-------- INPUT RECORDS --------

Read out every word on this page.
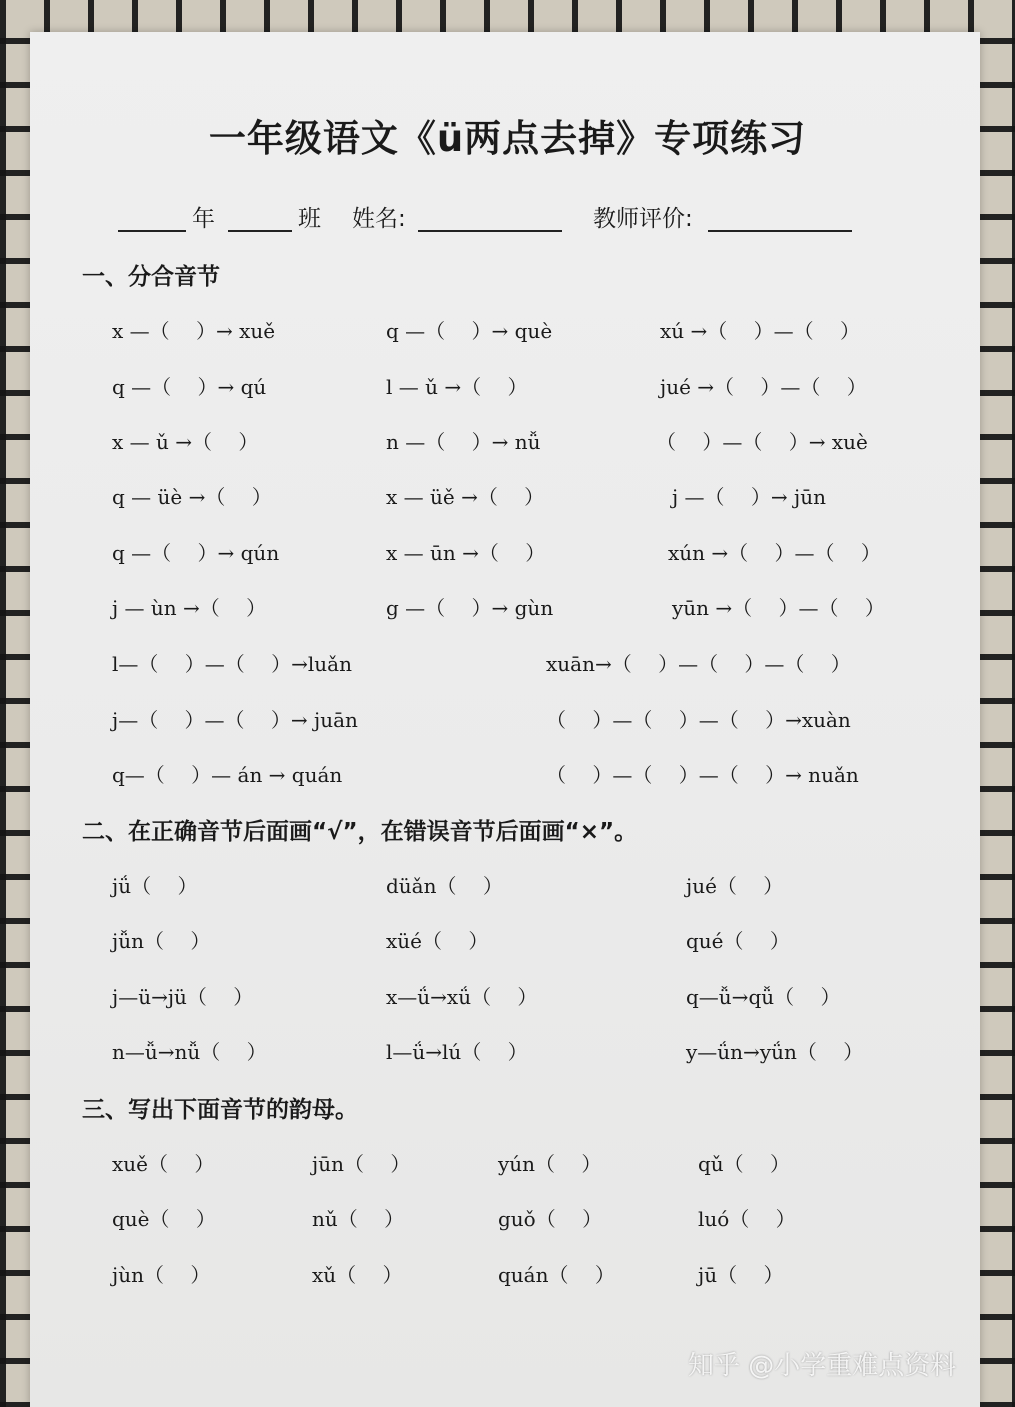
一年级语文《ü两点去掉》专项练习
年	班 姓名:	教师评价:
一、分合音节
x —（　 ）→ xuě	q —（　 ）→ què	xú →（　 ）—（　 ）
q —（　 ）→ qú	l — ǔ →（　 ）	jué →（　 ）—（　 ）
x — ǔ →（　 ）	n —（　 ）→ nǚ	（　 ）—（　 ）→ xuè
q — üè →（　 ）	x — üě →（　 ）	j —（　 ）→ jūn
q —（　 ）→ qún	x — ūn →（　 ）	xún →（　 ）—（　 ）
j — ùn →（　 ）	g —（　 ）→ gùn	yūn →（　 ）—（　 ）
l—（　 ）—（　 ）→luǎn	xuān→（　 ）—（　 ）—（　 ）
j—（　 ）—（　 ）→ juān	（　 ）—（　 ）—（　 ）→xuàn
q—（　 ）— án → quán	（　 ）—（　 ）—（　 ）→ nuǎn
二、在正确音节后面画“√”，在错误音节后面画“×”。
jǘ（　 ）	düǎn（　 ）	jué（　 ）
jǚn（　 ）	xüé（　 ）	qué（　 ）
j—ü→jü（　 ）	x—ǘ→xǘ（　 ）	q—ǚ→qǚ（　 ）
n—ǚ→nǚ（　 ）	l—ǘ→lú（　 ）	y—ǘn→yǘn（　 ）
三、写出下面音节的韵母。
xuě（　 ）	jūn（　 ）	yún（　 ）	qǔ（　 ）
què（　 ）	nǔ（　 ）	guǒ（　 ）	luó（　 ）
jùn（　 ）	xǔ（　 ）	quán（　 ）	jū（　 ）
知乎 @小学重难点资料
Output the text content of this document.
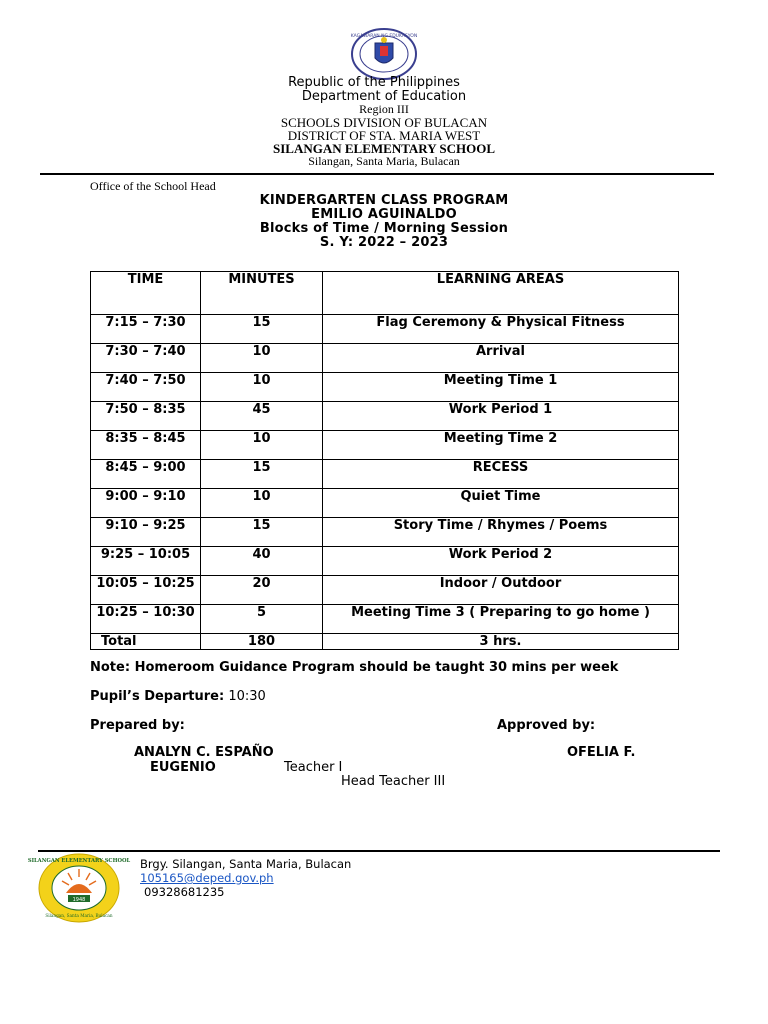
KAGAWARAN NG EDUKASYON
Republic of the Philippines
Department of Education
Region III
SCHOOLS DIVISION OF BULACAN
DISTRICT OF STA. MARIA WEST
SILANGAN ELEMENTARY SCHOOL
Silangan, Santa Maria, Bulacan
Office of the School Head
KINDERGARTEN CLASS PROGRAM
EMILIO AGUINALDO
Blocks of Time / Morning Session
S. Y: 2022 – 2023
TIME	MINUTES	LEARNING AREAS
7:15 – 7:30	15	Flag Ceremony & Physical Fitness
7:30 – 7:40	10	Arrival
7:40 – 7:50	10	Meeting Time 1
7:50 – 8:35	45	Work Period 1
8:35 – 8:45	10	Meeting Time 2
8:45 – 9:00	15	RECESS
9:00 – 9:10	10	Quiet Time
9:10 – 9:25	15	Story Time / Rhymes / Poems
9:25 – 10:05	40	Work Period 2
10:05 – 10:25	20	Indoor / Outdoor
10:25 – 10:30	5	Meeting Time 3 ( Preparing to go home )
Total	180	3 hrs.
Note: Homeroom Guidance Program should be taught 30 mins per week
Pupil’s Departure: 10:30
Prepared by:	Approved by:
ANALYN C. ESPAÑO	OFELIA F.
EUGENIO	Teacher I
Head Teacher III
1948
SILANGAN ELEMENTARY SCHOOL
Silangan, Santa Maria, Bulacan
Brgy. Silangan, Santa Maria, Bulacan
105165@deped.gov.ph
09328681235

--------

▶ [DIRECTIVE]
List the lines that contain the word "Period".

▶ [PROBLEM SOLUTION]
7:50 – 8:35	45	Work Period 1
9:25 – 10:05	40	Work Period 2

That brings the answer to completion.